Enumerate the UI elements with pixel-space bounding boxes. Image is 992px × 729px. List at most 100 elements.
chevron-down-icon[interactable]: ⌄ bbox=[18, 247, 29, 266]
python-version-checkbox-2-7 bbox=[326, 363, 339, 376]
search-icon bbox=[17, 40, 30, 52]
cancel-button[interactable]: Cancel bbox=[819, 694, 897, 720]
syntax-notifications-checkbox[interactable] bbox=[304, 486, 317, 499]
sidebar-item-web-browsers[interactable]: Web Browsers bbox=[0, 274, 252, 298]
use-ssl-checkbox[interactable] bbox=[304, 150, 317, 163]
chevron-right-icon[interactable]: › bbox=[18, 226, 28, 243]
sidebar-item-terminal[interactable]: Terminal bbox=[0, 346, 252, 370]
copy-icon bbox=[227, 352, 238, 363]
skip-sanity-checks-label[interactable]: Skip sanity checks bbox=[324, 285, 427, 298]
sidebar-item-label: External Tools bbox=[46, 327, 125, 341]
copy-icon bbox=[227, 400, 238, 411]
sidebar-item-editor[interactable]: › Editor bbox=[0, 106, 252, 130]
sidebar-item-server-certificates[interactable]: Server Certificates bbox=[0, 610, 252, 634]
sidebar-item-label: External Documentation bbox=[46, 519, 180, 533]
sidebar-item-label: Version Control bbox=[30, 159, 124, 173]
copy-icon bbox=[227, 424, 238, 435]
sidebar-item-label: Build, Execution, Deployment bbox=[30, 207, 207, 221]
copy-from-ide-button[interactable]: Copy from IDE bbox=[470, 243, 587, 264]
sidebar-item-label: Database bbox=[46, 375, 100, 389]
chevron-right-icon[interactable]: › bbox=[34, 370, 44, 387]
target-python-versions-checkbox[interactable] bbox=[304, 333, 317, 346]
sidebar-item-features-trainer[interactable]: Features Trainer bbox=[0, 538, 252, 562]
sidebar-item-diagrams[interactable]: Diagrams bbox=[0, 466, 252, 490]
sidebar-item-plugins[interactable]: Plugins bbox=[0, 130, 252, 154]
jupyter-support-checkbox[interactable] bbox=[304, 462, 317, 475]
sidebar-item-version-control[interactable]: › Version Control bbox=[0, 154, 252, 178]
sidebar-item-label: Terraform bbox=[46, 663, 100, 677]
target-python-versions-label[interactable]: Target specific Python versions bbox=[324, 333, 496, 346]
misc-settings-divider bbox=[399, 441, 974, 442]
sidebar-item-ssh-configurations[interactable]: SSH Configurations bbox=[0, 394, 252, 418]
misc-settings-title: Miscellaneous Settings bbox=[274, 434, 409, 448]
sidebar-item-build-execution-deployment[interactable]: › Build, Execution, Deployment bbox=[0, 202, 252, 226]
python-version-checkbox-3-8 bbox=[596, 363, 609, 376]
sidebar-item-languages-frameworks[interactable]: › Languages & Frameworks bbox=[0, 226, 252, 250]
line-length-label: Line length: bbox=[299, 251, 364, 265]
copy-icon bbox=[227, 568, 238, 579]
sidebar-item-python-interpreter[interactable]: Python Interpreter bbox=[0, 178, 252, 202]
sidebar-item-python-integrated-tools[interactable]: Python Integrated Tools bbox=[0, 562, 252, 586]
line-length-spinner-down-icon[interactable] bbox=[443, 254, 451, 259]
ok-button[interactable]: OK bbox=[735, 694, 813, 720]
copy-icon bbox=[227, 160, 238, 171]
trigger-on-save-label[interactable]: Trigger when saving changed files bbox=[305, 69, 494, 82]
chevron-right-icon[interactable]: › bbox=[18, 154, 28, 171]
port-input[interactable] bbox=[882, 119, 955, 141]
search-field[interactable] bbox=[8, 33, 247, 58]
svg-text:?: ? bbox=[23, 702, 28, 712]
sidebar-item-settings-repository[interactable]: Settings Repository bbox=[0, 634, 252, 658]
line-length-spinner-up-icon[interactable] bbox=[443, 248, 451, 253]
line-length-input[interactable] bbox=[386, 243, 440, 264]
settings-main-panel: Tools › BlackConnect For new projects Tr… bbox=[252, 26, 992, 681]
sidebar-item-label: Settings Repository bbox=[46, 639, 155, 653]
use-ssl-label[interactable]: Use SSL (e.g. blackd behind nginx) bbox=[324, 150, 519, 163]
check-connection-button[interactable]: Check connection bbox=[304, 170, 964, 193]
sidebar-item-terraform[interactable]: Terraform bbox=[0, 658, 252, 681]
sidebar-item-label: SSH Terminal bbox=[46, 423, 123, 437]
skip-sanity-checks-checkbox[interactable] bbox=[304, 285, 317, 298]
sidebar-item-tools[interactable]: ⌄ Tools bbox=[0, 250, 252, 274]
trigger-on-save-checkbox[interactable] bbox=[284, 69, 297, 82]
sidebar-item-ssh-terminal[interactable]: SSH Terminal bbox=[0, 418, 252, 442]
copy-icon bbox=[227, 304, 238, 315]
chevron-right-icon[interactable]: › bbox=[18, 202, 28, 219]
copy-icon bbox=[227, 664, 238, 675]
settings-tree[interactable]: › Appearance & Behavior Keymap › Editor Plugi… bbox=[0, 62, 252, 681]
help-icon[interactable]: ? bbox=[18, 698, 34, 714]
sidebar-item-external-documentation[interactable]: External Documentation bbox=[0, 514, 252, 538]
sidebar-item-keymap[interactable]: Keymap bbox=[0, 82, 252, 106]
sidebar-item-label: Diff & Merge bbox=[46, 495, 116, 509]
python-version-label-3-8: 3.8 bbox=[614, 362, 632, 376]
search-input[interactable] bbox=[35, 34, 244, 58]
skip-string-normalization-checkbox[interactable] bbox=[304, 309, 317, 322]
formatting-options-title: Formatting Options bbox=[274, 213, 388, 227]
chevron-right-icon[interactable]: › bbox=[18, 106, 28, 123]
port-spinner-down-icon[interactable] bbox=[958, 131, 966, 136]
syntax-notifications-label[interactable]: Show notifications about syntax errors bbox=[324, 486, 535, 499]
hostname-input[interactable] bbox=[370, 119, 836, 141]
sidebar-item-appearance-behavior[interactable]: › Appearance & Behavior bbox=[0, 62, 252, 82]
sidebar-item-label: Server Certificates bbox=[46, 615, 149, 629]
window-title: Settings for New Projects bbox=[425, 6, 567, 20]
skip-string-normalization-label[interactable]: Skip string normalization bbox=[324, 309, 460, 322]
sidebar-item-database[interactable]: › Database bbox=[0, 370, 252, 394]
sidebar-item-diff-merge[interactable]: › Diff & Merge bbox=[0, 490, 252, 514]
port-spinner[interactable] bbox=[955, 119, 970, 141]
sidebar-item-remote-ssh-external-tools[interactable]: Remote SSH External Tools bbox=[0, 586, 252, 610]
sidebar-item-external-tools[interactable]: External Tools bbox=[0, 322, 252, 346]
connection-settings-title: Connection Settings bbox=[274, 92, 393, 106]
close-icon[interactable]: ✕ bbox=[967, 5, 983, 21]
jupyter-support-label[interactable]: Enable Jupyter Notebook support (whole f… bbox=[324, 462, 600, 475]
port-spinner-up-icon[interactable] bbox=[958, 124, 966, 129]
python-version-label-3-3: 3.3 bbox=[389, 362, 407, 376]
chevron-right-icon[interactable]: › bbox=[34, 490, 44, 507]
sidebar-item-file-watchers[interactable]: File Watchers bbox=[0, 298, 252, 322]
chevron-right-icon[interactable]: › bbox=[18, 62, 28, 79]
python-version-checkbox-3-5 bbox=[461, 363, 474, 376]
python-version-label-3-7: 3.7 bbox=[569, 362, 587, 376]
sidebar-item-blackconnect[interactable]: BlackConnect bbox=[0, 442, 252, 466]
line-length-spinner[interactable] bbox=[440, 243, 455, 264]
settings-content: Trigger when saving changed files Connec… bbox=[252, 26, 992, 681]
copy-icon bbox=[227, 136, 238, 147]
※
Directive:
Can you extract every line of the data above and reproduce each one verbatim?

Reply:
Enumerate the UI elements with pixel-space bounding boxes. Image is 992px × 729px. List at most 100 elements.
chevron-down-icon[interactable]: ⌄ bbox=[18, 247, 29, 266]
python-version-checkbox-2-7 bbox=[326, 363, 339, 376]
search-icon bbox=[17, 40, 30, 52]
cancel-button[interactable]: Cancel bbox=[819, 694, 897, 720]
syntax-notifications-checkbox[interactable] bbox=[304, 486, 317, 499]
sidebar-item-web-browsers[interactable]: Web Browsers bbox=[0, 274, 252, 298]
use-ssl-checkbox[interactable] bbox=[304, 150, 317, 163]
chevron-right-icon[interactable]: › bbox=[18, 226, 28, 243]
sidebar-item-terminal[interactable]: Terminal bbox=[0, 346, 252, 370]
copy-icon bbox=[227, 352, 238, 363]
skip-sanity-checks-label[interactable]: Skip sanity checks bbox=[324, 285, 427, 298]
sidebar-item-label: External Tools bbox=[46, 327, 125, 341]
copy-icon bbox=[227, 400, 238, 411]
sidebar-item-editor[interactable]: › Editor bbox=[0, 106, 252, 130]
sidebar-item-server-certificates[interactable]: Server Certificates bbox=[0, 610, 252, 634]
sidebar-item-label: External Documentation bbox=[46, 519, 180, 533]
sidebar-item-label: Version Control bbox=[30, 159, 124, 173]
copy-icon bbox=[227, 424, 238, 435]
sidebar-item-label: Build, Execution, Deployment bbox=[30, 207, 207, 221]
copy-from-ide-button[interactable]: Copy from IDE bbox=[470, 243, 587, 264]
sidebar-item-label: Database bbox=[46, 375, 100, 389]
chevron-right-icon[interactable]: › bbox=[34, 370, 44, 387]
target-python-versions-checkbox[interactable] bbox=[304, 333, 317, 346]
sidebar-item-features-trainer[interactable]: Features Trainer bbox=[0, 538, 252, 562]
sidebar-item-diagrams[interactable]: Diagrams bbox=[0, 466, 252, 490]
sidebar-item-plugins[interactable]: Plugins bbox=[0, 130, 252, 154]
jupyter-support-checkbox[interactable] bbox=[304, 462, 317, 475]
sidebar-item-version-control[interactable]: › Version Control bbox=[0, 154, 252, 178]
sidebar-item-label: Terraform bbox=[46, 663, 100, 677]
target-python-versions-label[interactable]: Target specific Python versions bbox=[324, 333, 496, 346]
misc-settings-divider bbox=[399, 441, 974, 442]
sidebar-item-ssh-configurations[interactable]: SSH Configurations bbox=[0, 394, 252, 418]
misc-settings-title: Miscellaneous Settings bbox=[274, 434, 409, 448]
sidebar-item-build-execution-deployment[interactable]: › Build, Execution, Deployment bbox=[0, 202, 252, 226]
python-version-checkbox-3-8 bbox=[596, 363, 609, 376]
sidebar-item-languages-frameworks[interactable]: › Languages & Frameworks bbox=[0, 226, 252, 250]
line-length-label: Line length: bbox=[299, 251, 364, 265]
copy-icon bbox=[227, 568, 238, 579]
sidebar-item-python-interpreter[interactable]: Python Interpreter bbox=[0, 178, 252, 202]
sidebar-item-python-integrated-tools[interactable]: Python Integrated Tools bbox=[0, 562, 252, 586]
line-length-spinner-down-icon[interactable] bbox=[443, 254, 451, 259]
ok-button[interactable]: OK bbox=[735, 694, 813, 720]
copy-icon bbox=[227, 160, 238, 171]
trigger-on-save-label[interactable]: Trigger when saving changed files bbox=[305, 69, 494, 82]
chevron-right-icon[interactable]: › bbox=[18, 154, 28, 171]
port-input[interactable] bbox=[882, 119, 955, 141]
search-field[interactable] bbox=[8, 33, 247, 58]
svg-text:?: ? bbox=[23, 702, 28, 712]
sidebar-item-settings-repository[interactable]: Settings Repository bbox=[0, 634, 252, 658]
line-length-spinner-up-icon[interactable] bbox=[443, 248, 451, 253]
line-length-input[interactable] bbox=[386, 243, 440, 264]
settings-main-panel: Tools › BlackConnect For new projects Tr… bbox=[252, 26, 992, 681]
sidebar-item-label: Settings Repository bbox=[46, 639, 155, 653]
use-ssl-label[interactable]: Use SSL (e.g. blackd behind nginx) bbox=[324, 150, 519, 163]
check-connection-button[interactable]: Check connection bbox=[304, 170, 964, 193]
sidebar-item-terraform[interactable]: Terraform bbox=[0, 658, 252, 681]
sidebar-item-label: SSH Terminal bbox=[46, 423, 123, 437]
skip-sanity-checks-checkbox[interactable] bbox=[304, 285, 317, 298]
sidebar-item-tools[interactable]: ⌄ Tools bbox=[0, 250, 252, 274]
trigger-on-save-checkbox[interactable] bbox=[284, 69, 297, 82]
sidebar-item-ssh-terminal[interactable]: SSH Terminal bbox=[0, 418, 252, 442]
copy-icon bbox=[227, 304, 238, 315]
chevron-right-icon[interactable]: › bbox=[18, 202, 28, 219]
copy-icon bbox=[227, 664, 238, 675]
settings-tree[interactable]: › Appearance & Behavior Keymap › Editor Plugi… bbox=[0, 62, 252, 681]
help-icon[interactable]: ? bbox=[18, 698, 34, 714]
sidebar-item-external-documentation[interactable]: External Documentation bbox=[0, 514, 252, 538]
sidebar-item-keymap[interactable]: Keymap bbox=[0, 82, 252, 106]
sidebar-item-label: Diff & Merge bbox=[46, 495, 116, 509]
python-version-label-3-8: 3.8 bbox=[614, 362, 632, 376]
search-input[interactable] bbox=[35, 34, 244, 58]
skip-string-normalization-checkbox[interactable] bbox=[304, 309, 317, 322]
formatting-options-title: Formatting Options bbox=[274, 213, 388, 227]
chevron-right-icon[interactable]: › bbox=[18, 106, 28, 123]
port-spinner-down-icon[interactable] bbox=[958, 131, 966, 136]
syntax-notifications-label[interactable]: Show notifications about syntax errors bbox=[324, 486, 535, 499]
hostname-input[interactable] bbox=[370, 119, 836, 141]
sidebar-item-appearance-behavior[interactable]: › Appearance & Behavior bbox=[0, 62, 252, 82]
sidebar-item-label: Server Certificates bbox=[46, 615, 149, 629]
window-title: Settings for New Projects bbox=[425, 6, 567, 20]
skip-string-normalization-label[interactable]: Skip string normalization bbox=[324, 309, 460, 322]
sidebar-item-database[interactable]: › Database bbox=[0, 370, 252, 394]
sidebar-item-diff-merge[interactable]: › Diff & Merge bbox=[0, 490, 252, 514]
port-spinner[interactable] bbox=[955, 119, 970, 141]
sidebar-item-remote-ssh-external-tools[interactable]: Remote SSH External Tools bbox=[0, 586, 252, 610]
sidebar-item-external-tools[interactable]: External Tools bbox=[0, 322, 252, 346]
connection-settings-title: Connection Settings bbox=[274, 92, 393, 106]
close-icon[interactable]: ✕ bbox=[967, 5, 983, 21]
jupyter-support-label[interactable]: Enable Jupyter Notebook support (whole f… bbox=[324, 462, 600, 475]
port-spinner-up-icon[interactable] bbox=[958, 124, 966, 129]
python-version-label-3-3: 3.3 bbox=[389, 362, 407, 376]
chevron-right-icon[interactable]: › bbox=[34, 490, 44, 507]
sidebar-item-file-watchers[interactable]: File Watchers bbox=[0, 298, 252, 322]
chevron-right-icon[interactable]: › bbox=[18, 62, 28, 79]
python-version-checkbox-3-5 bbox=[461, 363, 474, 376]
python-version-label-3-7: 3.7 bbox=[569, 362, 587, 376]
sidebar-item-blackconnect[interactable]: BlackConnect bbox=[0, 442, 252, 466]
line-length-spinner[interactable] bbox=[440, 243, 455, 264]
settings-content: Trigger when saving changed files Connec… bbox=[252, 26, 992, 681]
copy-icon bbox=[227, 136, 238, 147]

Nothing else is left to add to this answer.